Goal of the exercise:
Each entry that follows must be output without any deviation.

** Start Information shown **

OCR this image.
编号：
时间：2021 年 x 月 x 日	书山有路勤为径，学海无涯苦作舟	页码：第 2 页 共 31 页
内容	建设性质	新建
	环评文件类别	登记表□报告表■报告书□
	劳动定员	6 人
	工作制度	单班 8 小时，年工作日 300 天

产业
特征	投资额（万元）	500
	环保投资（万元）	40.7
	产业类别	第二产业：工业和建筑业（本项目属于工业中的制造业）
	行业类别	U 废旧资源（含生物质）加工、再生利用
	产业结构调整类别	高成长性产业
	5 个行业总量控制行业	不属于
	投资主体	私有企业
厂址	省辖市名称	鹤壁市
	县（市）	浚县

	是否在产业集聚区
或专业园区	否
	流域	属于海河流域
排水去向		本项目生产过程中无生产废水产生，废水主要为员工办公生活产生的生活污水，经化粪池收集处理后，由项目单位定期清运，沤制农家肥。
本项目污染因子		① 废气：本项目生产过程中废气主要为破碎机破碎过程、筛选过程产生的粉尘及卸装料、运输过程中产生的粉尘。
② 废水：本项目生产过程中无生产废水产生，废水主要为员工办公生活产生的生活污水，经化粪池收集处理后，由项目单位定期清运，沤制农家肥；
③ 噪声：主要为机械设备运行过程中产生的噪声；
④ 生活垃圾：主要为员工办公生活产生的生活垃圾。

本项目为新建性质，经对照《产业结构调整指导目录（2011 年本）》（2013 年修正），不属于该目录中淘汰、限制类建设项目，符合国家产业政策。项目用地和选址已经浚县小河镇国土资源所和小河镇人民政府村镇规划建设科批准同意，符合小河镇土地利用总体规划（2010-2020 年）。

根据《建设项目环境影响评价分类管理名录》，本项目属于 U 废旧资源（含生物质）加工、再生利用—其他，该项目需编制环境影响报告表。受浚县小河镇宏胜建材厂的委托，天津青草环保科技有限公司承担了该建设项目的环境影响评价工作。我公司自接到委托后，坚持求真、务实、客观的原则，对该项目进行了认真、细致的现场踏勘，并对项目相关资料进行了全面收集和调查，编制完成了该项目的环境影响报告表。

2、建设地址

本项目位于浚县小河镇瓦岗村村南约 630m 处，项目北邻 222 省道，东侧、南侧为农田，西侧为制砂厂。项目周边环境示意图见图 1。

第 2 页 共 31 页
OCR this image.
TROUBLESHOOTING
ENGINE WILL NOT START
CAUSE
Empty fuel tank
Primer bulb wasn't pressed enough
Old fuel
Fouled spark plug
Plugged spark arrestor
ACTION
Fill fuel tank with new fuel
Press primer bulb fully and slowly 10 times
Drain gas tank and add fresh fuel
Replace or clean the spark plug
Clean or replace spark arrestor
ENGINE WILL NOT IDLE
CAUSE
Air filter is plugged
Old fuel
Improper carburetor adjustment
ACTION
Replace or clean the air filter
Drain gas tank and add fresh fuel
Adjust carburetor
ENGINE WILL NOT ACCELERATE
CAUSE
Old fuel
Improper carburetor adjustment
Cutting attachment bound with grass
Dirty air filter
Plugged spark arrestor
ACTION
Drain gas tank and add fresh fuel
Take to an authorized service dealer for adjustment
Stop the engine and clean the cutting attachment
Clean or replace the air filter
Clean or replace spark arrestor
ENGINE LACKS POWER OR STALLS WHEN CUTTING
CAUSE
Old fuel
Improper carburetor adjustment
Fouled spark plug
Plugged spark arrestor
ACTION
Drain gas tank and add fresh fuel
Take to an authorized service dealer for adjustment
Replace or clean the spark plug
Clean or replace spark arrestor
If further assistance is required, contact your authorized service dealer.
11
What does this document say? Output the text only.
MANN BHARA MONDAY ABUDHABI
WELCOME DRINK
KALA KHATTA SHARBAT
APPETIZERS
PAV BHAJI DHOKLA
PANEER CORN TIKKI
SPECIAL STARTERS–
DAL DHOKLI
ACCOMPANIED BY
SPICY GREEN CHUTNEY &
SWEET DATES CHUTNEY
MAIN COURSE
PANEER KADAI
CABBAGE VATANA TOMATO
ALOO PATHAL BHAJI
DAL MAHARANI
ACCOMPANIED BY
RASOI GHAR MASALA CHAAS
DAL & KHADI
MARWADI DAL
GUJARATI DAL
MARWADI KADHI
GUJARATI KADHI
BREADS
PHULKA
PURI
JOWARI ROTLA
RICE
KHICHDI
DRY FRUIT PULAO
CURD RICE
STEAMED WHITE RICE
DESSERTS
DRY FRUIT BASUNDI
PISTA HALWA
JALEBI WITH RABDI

** End Information shown **

Response:
OCR this image.
编号：
时间：2021 年 x 月 x 日	书山有路勤为径，学海无涯苦作舟	页码：第 2 页 共 31 页
内容	建设性质	新建
	环评文件类别	登记表□报告表■报告书□
	劳动定员	6 人
	工作制度	单班 8 小时，年工作日 300 天

产业
特征	投资额（万元）	500
	环保投资（万元）	40.7
	产业类别	第二产业：工业和建筑业（本项目属于工业中的制造业）
	行业类别	U 废旧资源（含生物质）加工、再生利用
	产业结构调整类别	高成长性产业
	5 个行业总量控制行业	不属于
	投资主体	私有企业
厂址	省辖市名称	鹤壁市
	县（市）	浚县

	是否在产业集聚区
或专业园区	否
	流域	属于海河流域
排水去向		本项目生产过程中无生产废水产生，废水主要为员工办公生活产生的生活污水，经化粪池收集处理后，由项目单位定期清运，沤制农家肥。
本项目污染因子		① 废气：本项目生产过程中废气主要为破碎机破碎过程、筛选过程产生的粉尘及卸装料、运输过程中产生的粉尘。
② 废水：本项目生产过程中无生产废水产生，废水主要为员工办公生活产生的生活污水，经化粪池收集处理后，由项目单位定期清运，沤制农家肥；
③ 噪声：主要为机械设备运行过程中产生的噪声；
④ 生活垃圾：主要为员工办公生活产生的生活垃圾。

本项目为新建性质，经对照《产业结构调整指导目录（2011 年本）》（2013 年修正），不属于该目录中淘汰、限制类建设项目，符合国家产业政策。项目用地和选址已经浚县小河镇国土资源所和小河镇人民政府村镇规划建设科批准同意，符合小河镇土地利用总体规划（2010-2020 年）。

根据《建设项目环境影响评价分类管理名录》，本项目属于 U 废旧资源（含生物质）加工、再生利用—其他，该项目需编制环境影响报告表。受浚县小河镇宏胜建材厂的委托，天津青草环保科技有限公司承担了该建设项目的环境影响评价工作。我公司自接到委托后，坚持求真、务实、客观的原则，对该项目进行了认真、细致的现场踏勘，并对项目相关资料进行了全面收集和调查，编制完成了该项目的环境影响报告表。

2、建设地址

本项目位于浚县小河镇瓦岗村村南约 630m 处，项目北邻 222 省道，东侧、南侧为农田，西侧为制砂厂。项目周边环境示意图见图 1。

第 2 页 共 31 页
OCR this image.
TROUBLESHOOTING
ENGINE WILL NOT START
CAUSE
Empty fuel tank
Primer bulb wasn't pressed enough
Old fuel
Fouled spark plug
Plugged spark arrestor
ACTION
Fill fuel tank with new fuel
Press primer bulb fully and slowly 10 times
Drain gas tank and add fresh fuel
Replace or clean the spark plug
Clean or replace spark arrestor
ENGINE WILL NOT IDLE
CAUSE
Air filter is plugged
Old fuel
Improper carburetor adjustment
ACTION
Replace or clean the air filter
Drain gas tank and add fresh fuel
Adjust carburetor
ENGINE WILL NOT ACCELERATE
CAUSE
Old fuel
Improper carburetor adjustment
Cutting attachment bound with grass
Dirty air filter
Plugged spark arrestor
ACTION
Drain gas tank and add fresh fuel
Take to an authorized service dealer for adjustment
Stop the engine and clean the cutting attachment
Clean or replace the air filter
Clean or replace spark arrestor
ENGINE LACKS POWER OR STALLS WHEN CUTTING
CAUSE
Old fuel
Improper carburetor adjustment
Fouled spark plug
Plugged spark arrestor
ACTION
Drain gas tank and add fresh fuel
Take to an authorized service dealer for adjustment
Replace or clean the spark plug
Clean or replace spark arrestor
If further assistance is required, contact your authorized service dealer.
11
What does this document say? Output the text only.
MANN BHARA MONDAY ABUDHABI
WELCOME DRINK
KALA KHATTA SHARBAT
APPETIZERS
PAV BHAJI DHOKLA
PANEER CORN TIKKI
SPECIAL STARTERS–
DAL DHOKLI
ACCOMPANIED BY
SPICY GREEN CHUTNEY &
SWEET DATES CHUTNEY
MAIN COURSE
PANEER KADAI
CABBAGE VATANA TOMATO
ALOO PATHAL BHAJI
DAL MAHARANI
ACCOMPANIED BY
RASOI GHAR MASALA CHAAS
DAL & KHADI
MARWADI DAL
GUJARATI DAL
MARWADI KADHI
GUJARATI KADHI
BREADS
PHULKA
PURI
JOWARI ROTLA
RICE
KHICHDI
DRY FRUIT PULAO
CURD RICE
STEAMED WHITE RICE
DESSERTS
DRY FRUIT BASUNDI
PISTA HALWA
JALEBI WITH RABDI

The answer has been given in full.